#### PROBLEM STATEMENT:
For the entries below, how many lines include the word "ylabel"? Give the figure and nothing more.

#### Records from a collection:

>> begin

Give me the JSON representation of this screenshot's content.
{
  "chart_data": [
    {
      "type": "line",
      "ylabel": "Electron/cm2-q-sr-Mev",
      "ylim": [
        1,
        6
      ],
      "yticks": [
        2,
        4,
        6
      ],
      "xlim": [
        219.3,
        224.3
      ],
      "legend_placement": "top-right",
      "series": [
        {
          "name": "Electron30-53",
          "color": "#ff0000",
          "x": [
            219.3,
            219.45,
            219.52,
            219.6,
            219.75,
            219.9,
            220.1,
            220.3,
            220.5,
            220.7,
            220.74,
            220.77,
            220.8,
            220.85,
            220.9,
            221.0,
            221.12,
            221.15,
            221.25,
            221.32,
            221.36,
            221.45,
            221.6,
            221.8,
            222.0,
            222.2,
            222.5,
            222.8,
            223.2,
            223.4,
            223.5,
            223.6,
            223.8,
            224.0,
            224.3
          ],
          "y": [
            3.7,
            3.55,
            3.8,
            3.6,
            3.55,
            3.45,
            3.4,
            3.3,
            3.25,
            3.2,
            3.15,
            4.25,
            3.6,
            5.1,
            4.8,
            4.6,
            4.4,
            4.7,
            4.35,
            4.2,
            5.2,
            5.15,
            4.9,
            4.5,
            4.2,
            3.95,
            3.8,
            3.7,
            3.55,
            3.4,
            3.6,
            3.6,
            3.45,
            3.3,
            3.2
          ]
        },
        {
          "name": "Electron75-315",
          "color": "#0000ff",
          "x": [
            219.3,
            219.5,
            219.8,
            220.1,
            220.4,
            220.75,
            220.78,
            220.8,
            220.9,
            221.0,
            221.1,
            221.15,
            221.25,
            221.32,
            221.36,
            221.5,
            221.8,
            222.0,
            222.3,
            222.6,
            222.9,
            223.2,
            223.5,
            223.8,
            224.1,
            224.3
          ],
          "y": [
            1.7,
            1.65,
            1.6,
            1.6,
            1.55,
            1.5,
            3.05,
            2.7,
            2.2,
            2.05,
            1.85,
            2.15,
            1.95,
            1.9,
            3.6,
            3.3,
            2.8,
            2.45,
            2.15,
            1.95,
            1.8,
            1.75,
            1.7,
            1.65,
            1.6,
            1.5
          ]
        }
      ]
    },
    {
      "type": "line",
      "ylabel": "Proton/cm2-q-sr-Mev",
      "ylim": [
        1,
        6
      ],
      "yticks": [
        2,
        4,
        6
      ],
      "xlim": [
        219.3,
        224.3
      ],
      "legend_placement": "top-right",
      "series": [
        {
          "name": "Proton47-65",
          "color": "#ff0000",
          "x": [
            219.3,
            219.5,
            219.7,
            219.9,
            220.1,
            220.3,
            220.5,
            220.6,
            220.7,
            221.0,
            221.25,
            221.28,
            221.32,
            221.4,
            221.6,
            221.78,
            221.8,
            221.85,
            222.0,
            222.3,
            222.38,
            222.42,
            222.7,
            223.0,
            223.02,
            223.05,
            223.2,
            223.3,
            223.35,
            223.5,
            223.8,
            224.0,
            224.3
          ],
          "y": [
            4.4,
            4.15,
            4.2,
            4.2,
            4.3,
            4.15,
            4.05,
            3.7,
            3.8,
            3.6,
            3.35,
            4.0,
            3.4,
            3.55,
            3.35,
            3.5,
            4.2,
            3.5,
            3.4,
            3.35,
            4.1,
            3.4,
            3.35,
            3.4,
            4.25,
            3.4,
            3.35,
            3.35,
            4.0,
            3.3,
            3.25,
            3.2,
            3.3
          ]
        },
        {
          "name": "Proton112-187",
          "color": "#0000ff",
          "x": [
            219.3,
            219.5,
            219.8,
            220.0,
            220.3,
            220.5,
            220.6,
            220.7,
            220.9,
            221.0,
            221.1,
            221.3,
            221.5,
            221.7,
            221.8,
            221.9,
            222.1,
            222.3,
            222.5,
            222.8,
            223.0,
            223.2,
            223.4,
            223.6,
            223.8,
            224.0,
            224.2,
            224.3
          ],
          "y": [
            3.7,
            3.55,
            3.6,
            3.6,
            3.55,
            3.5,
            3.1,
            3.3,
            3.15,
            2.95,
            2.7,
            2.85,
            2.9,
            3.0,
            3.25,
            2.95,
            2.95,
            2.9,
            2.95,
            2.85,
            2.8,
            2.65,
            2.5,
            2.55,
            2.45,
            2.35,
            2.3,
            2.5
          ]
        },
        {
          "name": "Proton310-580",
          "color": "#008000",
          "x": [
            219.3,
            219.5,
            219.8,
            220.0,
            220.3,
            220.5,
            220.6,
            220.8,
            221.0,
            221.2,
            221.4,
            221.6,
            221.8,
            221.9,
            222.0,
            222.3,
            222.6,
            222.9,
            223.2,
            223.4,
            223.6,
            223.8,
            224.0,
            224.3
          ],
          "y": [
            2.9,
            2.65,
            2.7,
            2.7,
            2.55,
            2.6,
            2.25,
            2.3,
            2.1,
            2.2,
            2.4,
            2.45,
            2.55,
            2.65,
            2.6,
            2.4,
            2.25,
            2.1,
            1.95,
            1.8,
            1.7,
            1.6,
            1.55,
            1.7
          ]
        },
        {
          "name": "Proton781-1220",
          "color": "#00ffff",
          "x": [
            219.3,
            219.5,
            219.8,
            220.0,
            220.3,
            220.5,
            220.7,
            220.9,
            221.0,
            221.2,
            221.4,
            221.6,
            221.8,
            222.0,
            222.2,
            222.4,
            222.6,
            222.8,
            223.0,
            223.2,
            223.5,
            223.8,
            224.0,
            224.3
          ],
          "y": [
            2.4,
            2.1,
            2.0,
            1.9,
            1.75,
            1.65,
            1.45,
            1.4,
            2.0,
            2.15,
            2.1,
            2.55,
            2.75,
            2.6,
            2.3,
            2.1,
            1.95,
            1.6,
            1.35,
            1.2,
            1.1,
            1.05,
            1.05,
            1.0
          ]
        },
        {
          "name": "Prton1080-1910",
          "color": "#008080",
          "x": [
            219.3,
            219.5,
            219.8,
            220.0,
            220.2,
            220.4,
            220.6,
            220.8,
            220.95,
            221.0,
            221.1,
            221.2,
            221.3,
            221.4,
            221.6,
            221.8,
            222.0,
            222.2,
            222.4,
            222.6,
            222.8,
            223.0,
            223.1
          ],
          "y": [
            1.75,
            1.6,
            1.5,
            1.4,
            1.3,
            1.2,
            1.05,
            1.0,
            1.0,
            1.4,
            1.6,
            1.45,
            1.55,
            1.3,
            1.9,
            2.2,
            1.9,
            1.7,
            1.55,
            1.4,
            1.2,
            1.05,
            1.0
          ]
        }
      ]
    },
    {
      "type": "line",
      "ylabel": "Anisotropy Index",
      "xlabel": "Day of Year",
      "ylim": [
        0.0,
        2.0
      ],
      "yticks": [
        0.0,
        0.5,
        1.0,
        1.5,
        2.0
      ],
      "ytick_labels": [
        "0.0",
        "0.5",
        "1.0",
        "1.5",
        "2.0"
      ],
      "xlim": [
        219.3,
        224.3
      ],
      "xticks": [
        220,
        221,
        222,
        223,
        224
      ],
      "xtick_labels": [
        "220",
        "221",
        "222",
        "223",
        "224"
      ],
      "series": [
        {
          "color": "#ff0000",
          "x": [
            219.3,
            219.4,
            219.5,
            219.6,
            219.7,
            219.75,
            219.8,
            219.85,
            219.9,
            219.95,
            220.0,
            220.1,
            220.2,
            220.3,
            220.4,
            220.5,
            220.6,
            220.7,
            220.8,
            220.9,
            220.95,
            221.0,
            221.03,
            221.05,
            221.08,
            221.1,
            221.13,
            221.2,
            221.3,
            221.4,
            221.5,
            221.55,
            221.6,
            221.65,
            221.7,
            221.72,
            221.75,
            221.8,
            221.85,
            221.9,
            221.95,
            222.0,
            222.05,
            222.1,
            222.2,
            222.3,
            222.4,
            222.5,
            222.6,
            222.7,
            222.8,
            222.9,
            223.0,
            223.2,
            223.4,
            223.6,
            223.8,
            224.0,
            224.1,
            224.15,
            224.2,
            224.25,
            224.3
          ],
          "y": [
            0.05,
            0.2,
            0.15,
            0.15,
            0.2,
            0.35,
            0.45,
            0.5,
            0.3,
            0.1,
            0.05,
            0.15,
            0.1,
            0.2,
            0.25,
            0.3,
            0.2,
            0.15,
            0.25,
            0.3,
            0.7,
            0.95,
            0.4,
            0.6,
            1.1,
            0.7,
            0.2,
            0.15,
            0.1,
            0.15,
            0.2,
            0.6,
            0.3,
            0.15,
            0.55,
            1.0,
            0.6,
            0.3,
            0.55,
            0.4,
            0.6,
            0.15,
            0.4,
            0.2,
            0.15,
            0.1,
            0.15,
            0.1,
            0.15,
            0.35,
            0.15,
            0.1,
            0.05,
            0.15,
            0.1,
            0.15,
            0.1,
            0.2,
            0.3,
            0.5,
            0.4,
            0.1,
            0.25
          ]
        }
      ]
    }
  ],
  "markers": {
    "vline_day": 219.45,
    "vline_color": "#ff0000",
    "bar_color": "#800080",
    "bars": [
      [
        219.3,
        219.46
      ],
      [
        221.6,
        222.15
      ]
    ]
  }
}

>> end

#### RESULT:
3